▶ **DIRECTION**: Output the lines in the rows below as a numbered list, leaving out blank lines. Start with the line containing "test-list[interactable]: Test Développement" and go on through the line containing "tab-label: Bilans [37,963,77,979]", including both of those lines.

▶ **DATA RECORDS**:
----------------

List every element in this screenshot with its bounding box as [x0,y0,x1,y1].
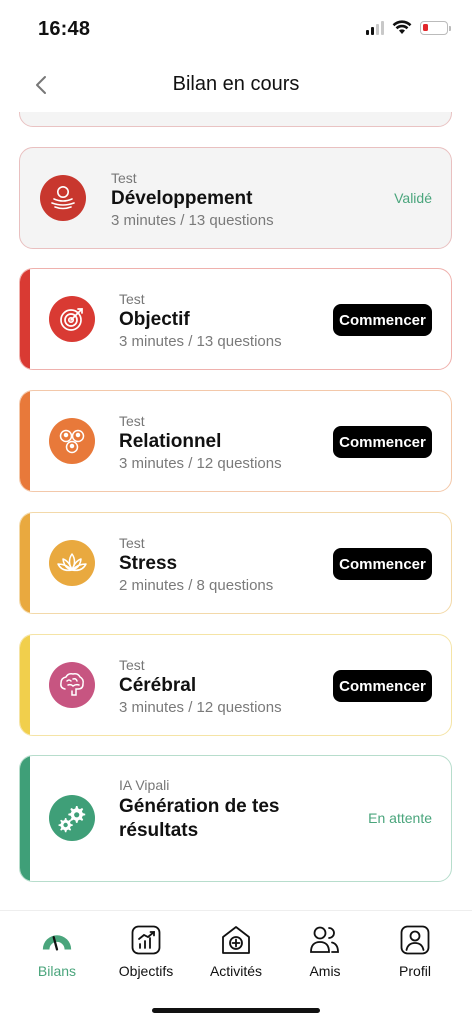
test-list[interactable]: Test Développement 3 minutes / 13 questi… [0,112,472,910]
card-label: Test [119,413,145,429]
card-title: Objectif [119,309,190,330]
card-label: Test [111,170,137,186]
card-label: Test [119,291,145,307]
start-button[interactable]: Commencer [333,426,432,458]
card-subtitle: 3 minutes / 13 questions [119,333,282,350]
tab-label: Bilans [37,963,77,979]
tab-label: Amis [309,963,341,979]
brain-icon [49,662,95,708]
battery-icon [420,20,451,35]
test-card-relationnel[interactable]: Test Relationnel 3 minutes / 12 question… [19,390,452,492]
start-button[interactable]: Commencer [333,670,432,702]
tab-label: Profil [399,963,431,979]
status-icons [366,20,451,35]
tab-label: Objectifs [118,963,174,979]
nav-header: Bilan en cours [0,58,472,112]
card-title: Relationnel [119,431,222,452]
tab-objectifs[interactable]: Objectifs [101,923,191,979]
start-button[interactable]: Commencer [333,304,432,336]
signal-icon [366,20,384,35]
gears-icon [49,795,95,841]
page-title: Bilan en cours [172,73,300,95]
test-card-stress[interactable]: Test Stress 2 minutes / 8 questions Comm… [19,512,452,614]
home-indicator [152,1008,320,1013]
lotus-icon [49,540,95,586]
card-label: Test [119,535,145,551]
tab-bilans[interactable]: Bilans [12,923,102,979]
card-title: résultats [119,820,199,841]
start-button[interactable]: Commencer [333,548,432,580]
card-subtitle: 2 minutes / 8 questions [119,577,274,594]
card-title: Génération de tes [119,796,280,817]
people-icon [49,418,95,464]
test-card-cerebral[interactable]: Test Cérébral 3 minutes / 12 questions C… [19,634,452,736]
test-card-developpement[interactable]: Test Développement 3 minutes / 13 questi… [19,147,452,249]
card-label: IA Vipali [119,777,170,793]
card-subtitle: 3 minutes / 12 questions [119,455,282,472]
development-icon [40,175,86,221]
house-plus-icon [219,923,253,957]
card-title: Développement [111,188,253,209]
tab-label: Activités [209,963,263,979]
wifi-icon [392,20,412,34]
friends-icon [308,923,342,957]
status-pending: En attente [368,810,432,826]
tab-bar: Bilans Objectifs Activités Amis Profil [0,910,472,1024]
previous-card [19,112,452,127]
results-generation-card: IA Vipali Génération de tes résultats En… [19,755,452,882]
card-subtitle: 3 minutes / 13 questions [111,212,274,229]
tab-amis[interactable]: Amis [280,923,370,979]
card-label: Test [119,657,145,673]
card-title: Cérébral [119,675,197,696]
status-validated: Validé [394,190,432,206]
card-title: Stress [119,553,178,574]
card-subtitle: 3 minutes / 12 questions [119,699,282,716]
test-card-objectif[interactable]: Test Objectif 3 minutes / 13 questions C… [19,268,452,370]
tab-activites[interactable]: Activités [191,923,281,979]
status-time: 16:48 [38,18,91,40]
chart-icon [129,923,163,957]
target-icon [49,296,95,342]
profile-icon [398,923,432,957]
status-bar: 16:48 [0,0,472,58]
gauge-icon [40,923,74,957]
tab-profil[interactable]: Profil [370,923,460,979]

----------------

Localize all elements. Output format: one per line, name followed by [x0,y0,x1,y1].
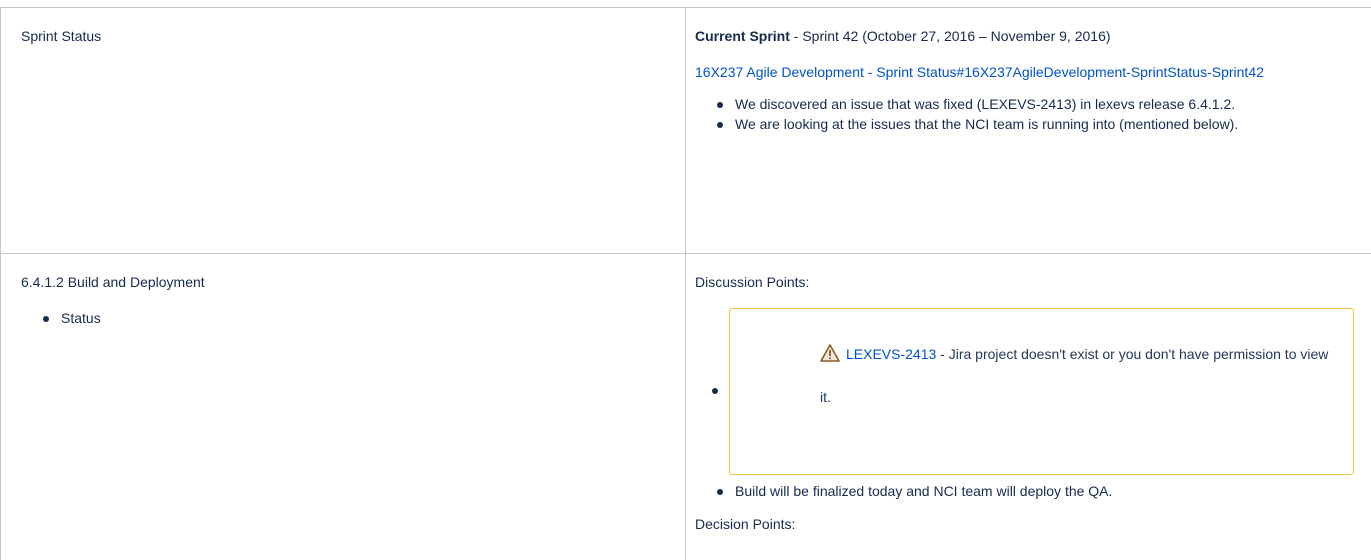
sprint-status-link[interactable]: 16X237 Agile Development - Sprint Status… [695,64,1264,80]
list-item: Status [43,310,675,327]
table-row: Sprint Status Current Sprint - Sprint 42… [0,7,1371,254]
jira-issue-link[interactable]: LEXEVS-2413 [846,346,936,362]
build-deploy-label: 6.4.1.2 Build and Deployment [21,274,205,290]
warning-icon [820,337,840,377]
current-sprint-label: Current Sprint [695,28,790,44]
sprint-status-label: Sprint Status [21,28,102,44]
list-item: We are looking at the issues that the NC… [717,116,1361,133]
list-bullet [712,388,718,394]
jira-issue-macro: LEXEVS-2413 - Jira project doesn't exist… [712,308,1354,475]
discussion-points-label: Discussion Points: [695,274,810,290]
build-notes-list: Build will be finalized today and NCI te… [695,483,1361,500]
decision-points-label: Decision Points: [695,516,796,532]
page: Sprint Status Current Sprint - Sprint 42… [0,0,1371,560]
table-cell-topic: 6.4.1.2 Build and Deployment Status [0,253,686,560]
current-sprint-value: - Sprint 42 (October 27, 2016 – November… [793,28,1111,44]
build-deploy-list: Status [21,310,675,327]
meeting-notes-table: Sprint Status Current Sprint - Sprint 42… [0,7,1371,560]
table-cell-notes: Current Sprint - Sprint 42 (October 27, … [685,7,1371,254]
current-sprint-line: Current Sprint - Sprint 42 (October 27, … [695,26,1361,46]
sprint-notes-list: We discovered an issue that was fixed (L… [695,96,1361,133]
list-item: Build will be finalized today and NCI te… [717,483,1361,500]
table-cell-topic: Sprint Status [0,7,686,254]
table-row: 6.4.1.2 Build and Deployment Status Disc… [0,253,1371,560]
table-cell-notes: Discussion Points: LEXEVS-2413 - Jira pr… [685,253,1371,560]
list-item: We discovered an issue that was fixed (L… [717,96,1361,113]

----------------

▶ **TASK RESULT**:
1. test-list[interactable]: Test Développement 3 minutes / 13 questi… [0,112,472,910]
2. card-label: Test [119,413,145,429]
3. card-title: Objectif [119,309,190,330]
4. card-label: Test [111,170,137,186]
5. card-label: Test [119,291,145,307]
6. start-button[interactable]: Commencer [333,426,432,458]
7. card-subtitle: 3 minutes / 13 questions [119,333,282,350]
8. tab-label: Bilans [37,963,77,979]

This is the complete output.